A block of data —
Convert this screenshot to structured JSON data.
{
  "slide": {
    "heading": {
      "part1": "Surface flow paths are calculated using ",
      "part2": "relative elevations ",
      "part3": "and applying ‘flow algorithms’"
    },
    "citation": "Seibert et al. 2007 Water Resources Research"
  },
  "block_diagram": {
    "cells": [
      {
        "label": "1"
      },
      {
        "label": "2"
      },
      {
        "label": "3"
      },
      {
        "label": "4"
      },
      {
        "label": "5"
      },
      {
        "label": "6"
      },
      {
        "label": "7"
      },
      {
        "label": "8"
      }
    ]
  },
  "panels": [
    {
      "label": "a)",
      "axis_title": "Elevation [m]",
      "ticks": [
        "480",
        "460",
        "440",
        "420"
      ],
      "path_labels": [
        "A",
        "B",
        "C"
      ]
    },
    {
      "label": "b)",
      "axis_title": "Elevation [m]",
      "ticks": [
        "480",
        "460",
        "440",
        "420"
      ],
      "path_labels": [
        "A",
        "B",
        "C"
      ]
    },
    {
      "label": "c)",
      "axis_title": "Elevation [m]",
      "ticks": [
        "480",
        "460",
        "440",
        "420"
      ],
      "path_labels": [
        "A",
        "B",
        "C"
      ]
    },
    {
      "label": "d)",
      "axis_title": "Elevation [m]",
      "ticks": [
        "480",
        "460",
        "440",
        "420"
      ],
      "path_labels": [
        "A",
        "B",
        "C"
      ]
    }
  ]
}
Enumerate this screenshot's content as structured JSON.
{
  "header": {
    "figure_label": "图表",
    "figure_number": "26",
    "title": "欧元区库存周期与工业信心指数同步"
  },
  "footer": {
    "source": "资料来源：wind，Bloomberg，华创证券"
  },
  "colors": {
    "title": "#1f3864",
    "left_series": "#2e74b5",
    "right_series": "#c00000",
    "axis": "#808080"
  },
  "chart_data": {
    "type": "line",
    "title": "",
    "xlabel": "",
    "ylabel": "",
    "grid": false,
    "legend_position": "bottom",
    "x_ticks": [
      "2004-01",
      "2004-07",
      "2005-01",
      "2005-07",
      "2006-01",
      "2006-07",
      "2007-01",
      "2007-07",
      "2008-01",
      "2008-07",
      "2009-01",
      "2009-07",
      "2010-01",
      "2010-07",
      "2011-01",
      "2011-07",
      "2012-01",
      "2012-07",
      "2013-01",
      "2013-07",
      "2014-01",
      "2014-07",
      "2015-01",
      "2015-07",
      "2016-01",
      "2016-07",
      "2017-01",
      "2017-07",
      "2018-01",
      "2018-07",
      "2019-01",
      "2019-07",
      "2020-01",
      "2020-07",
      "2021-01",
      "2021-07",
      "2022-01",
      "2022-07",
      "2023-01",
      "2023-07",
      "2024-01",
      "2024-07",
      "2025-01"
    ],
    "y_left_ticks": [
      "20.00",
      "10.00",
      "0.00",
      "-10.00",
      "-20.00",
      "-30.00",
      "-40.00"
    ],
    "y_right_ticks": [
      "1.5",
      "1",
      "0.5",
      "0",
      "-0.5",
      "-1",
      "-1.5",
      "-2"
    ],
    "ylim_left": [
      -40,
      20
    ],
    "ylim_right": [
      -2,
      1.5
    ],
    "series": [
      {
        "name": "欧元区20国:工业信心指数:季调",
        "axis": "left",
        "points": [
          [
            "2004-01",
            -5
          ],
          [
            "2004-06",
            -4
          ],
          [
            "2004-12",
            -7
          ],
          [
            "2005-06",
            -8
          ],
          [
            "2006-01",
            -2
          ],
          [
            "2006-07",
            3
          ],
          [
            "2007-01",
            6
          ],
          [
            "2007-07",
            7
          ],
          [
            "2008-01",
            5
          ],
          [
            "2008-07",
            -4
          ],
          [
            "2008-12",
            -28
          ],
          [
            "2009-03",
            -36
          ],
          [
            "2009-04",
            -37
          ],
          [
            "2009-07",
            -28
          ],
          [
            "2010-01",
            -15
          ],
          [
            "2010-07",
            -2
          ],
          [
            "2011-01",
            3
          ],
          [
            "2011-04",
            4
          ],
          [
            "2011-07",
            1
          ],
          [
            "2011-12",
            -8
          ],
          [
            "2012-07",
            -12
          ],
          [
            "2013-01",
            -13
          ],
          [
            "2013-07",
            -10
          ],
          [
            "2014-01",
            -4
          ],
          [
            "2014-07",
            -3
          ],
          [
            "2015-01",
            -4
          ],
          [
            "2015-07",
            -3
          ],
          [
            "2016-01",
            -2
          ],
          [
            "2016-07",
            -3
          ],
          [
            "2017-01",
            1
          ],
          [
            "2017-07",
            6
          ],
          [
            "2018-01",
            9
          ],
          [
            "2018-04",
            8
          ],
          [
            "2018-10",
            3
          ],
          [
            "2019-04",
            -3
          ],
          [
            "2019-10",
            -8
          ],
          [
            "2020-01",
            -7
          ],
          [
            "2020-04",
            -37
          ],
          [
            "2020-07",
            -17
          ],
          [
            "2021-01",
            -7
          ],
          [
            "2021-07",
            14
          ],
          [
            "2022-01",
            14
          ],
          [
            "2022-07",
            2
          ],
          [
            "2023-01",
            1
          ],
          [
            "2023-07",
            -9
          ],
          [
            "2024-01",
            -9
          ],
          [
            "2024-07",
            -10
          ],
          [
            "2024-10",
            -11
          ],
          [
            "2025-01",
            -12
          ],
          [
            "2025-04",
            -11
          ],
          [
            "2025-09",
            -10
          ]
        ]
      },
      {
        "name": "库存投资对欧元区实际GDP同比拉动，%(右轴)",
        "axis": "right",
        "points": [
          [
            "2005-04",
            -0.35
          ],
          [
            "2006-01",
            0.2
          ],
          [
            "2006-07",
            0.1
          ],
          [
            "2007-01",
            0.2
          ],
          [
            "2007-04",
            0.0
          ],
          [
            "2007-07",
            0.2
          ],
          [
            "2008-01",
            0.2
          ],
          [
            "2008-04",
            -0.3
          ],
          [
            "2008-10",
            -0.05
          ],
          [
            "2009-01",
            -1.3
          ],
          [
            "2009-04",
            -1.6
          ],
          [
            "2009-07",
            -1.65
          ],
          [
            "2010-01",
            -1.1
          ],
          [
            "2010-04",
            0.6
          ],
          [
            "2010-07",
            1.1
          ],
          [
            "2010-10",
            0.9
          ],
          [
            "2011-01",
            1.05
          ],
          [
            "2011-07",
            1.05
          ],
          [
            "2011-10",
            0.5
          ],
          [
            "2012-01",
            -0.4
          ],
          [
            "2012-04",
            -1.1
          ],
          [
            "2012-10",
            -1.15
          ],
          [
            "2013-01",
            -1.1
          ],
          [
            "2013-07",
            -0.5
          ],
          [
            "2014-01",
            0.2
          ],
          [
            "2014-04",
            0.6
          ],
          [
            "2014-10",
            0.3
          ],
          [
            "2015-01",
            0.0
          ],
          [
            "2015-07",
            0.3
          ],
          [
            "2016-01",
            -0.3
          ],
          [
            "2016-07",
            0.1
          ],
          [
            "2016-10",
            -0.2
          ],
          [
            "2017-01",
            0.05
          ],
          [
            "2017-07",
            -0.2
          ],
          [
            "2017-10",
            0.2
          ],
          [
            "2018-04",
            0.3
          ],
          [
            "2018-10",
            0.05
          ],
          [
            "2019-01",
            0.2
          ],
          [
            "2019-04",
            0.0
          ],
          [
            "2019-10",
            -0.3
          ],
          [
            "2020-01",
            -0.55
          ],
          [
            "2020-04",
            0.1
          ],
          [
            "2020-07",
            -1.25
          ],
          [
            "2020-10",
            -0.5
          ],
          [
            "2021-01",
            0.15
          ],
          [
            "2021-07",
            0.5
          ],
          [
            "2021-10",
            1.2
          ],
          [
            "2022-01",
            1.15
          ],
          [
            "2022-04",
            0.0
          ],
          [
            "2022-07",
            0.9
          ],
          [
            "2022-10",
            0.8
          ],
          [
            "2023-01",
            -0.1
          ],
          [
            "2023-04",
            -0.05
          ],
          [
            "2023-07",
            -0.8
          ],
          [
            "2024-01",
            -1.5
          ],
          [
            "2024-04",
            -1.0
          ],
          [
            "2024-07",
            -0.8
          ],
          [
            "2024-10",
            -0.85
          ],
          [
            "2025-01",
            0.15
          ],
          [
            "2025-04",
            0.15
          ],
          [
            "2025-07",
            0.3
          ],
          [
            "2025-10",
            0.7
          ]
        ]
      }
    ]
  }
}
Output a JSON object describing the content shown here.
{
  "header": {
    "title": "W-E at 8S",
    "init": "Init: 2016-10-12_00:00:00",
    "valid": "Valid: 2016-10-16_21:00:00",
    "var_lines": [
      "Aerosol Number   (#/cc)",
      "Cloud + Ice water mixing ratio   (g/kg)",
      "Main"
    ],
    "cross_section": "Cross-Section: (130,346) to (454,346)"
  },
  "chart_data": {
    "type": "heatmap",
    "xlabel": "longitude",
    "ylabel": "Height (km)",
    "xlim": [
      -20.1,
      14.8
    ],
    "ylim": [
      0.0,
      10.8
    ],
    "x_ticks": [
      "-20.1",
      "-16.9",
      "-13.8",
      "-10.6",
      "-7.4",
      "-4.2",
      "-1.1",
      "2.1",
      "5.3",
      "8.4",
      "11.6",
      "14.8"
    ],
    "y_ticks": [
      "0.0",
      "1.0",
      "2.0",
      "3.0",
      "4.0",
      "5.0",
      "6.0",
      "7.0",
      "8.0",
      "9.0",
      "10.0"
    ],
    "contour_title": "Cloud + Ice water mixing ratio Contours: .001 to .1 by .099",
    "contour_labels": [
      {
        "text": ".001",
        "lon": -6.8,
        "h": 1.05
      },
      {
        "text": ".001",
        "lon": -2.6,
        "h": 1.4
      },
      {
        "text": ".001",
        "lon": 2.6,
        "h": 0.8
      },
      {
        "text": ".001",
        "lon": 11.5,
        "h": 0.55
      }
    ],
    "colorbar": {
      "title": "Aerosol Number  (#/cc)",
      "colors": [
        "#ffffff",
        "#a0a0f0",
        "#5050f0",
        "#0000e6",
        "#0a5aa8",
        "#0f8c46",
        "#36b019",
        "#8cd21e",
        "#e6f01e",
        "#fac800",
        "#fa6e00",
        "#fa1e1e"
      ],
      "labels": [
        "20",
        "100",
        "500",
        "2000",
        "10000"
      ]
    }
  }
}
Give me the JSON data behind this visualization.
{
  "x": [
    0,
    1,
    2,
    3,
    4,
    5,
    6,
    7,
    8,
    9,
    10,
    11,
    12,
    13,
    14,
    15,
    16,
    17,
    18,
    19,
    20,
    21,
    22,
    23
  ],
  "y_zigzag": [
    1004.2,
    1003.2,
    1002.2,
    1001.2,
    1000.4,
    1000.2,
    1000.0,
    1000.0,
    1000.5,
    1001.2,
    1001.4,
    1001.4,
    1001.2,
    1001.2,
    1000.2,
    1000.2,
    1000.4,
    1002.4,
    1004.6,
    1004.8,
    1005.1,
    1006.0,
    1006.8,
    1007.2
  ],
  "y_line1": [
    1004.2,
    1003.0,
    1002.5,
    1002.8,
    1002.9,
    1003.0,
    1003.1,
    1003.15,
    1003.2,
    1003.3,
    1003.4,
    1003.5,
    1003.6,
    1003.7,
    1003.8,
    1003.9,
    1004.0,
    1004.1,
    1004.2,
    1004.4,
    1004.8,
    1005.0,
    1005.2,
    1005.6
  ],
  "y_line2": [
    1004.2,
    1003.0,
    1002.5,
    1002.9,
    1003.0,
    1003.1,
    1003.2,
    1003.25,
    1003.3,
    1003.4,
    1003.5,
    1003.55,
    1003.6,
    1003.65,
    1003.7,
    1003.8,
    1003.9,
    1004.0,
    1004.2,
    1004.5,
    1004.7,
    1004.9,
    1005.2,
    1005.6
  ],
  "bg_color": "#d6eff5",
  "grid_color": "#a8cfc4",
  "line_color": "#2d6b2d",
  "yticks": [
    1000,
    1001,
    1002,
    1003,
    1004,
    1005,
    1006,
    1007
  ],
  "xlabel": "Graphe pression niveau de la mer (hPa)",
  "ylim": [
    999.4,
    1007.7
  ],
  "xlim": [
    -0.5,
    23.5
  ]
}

STATED PROBLEM —
Check each line above for the string "this", then copy the ones that have it.

EXERCISE ANSWER —
Convert this screenshot to structured JSON data.
Enumerate this screenshot's content as structured JSON.
Give me the JSON data behind this visualization.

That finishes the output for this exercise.